§ **EXERCISE REQUIREMENTS**
Reproduce, word for word, the part of the passage below that falls between "I don’t need" and "live like this.", inclusive.

SELECTED TEXT Start Marker

I don’t need you, I want you. I want to choose you every second, every day for the rest of my life. I want to hear your heart speaking to me, easing my fears, “you’re home you’re home you’re home,” every beat a reminder of the journey it took to get back into your arms.
I’m untethered here. I can’t scoop the contents of my heart up fast enough before they float away. The moment my head rest in the hollow of your neck, everything fell back into place; a magnet recentering and shifting all I am back into place. I don’t know how to live like this.
Please tell me your limbs are loose and wobbly too, like the tendons holding you together need tightening. Like the string that’s running between us is slack and the only fix is to fit our hearts back together tying them tight with the loose ends.
Everything here suddenly feels pointless. I have a job to do, I have bills and debt to pay off. I have children to shuffle between friends, school, other extracurriculars… I need timelines, goals… I need structure and stability, but the foundation here is slowly crumbling with every remembrance of how your hold on me would calm my nervous system, stroking and untangling the knots in my mind.

SELECTED TEXT End Marker
INFORMATION SUPPLIED Start Marker

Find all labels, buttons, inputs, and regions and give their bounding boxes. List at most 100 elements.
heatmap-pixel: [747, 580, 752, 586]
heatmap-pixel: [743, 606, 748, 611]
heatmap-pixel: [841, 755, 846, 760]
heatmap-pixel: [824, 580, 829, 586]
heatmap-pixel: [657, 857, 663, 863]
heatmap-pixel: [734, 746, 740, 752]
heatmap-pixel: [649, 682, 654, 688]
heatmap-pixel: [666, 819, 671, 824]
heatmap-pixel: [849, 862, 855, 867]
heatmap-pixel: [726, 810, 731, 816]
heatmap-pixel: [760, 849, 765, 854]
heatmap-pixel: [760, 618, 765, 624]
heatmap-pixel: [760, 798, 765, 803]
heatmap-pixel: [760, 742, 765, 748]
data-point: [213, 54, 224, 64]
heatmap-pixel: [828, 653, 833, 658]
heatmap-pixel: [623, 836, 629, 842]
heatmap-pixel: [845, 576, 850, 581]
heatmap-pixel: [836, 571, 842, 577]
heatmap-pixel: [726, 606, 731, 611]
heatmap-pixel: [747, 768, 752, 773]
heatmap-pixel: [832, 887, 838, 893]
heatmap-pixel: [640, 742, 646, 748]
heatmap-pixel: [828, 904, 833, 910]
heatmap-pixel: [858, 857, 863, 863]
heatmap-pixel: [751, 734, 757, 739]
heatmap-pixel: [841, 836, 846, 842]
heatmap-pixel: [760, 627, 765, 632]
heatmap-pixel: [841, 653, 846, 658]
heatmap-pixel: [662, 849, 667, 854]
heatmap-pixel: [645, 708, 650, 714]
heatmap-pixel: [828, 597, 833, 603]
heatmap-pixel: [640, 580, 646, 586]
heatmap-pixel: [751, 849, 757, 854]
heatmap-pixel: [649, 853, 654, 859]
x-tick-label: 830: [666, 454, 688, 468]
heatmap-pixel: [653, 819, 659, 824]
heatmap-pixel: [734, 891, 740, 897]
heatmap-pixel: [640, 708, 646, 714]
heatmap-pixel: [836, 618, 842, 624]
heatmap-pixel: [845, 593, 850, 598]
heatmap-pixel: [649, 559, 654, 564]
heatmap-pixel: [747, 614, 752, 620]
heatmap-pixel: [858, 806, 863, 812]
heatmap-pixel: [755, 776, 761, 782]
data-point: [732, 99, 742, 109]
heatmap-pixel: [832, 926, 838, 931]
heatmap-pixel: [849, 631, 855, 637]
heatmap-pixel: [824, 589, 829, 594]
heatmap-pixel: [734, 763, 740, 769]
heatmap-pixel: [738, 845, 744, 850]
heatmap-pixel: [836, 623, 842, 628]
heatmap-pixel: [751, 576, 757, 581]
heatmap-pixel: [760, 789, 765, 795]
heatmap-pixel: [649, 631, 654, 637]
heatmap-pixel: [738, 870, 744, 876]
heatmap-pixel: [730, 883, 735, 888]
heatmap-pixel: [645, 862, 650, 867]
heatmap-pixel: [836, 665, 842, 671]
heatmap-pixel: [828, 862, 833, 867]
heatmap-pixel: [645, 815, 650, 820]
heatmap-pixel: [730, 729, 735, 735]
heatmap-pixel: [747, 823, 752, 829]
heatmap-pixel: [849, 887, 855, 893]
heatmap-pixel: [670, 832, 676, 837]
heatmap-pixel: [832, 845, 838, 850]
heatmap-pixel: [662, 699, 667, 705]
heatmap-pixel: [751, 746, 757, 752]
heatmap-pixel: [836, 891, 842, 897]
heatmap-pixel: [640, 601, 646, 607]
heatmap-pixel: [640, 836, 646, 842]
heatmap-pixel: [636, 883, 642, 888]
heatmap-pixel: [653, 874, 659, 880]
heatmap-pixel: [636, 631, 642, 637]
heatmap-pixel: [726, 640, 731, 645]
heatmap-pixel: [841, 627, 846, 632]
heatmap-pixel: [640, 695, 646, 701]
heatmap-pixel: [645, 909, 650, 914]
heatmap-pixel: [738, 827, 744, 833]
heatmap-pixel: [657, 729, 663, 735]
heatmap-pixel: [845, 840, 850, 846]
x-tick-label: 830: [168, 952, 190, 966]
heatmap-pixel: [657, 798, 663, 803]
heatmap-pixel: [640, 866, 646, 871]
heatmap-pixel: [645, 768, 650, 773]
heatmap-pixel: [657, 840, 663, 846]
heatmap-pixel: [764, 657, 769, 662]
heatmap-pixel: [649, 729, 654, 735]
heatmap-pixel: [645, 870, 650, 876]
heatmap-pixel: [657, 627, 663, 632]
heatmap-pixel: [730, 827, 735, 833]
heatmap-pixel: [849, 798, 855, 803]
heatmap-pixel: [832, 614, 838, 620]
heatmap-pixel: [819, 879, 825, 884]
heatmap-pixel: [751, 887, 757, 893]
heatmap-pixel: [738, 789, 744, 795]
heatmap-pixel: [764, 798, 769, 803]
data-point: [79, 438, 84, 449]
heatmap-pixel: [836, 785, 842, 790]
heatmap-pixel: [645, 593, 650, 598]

INFORMATION SUPPLIED End Marker

§ **THE COMPLETED TASK**
I don’t need you, I want you. I want to choose you every second, every day for the rest of my life. I want to hear your heart speaking to me, easing my fears, “you’re home you’re home you’re home,” every beat a reminder of the journey it took to get back into your arms.
I’m untethered here. I can’t scoop the contents of my heart up fast enough before they float away. The moment my head rest in the hollow of your neck, everything fell back into place; a magnet recentering and shifting all I am back into place. I don’t know how to live like this.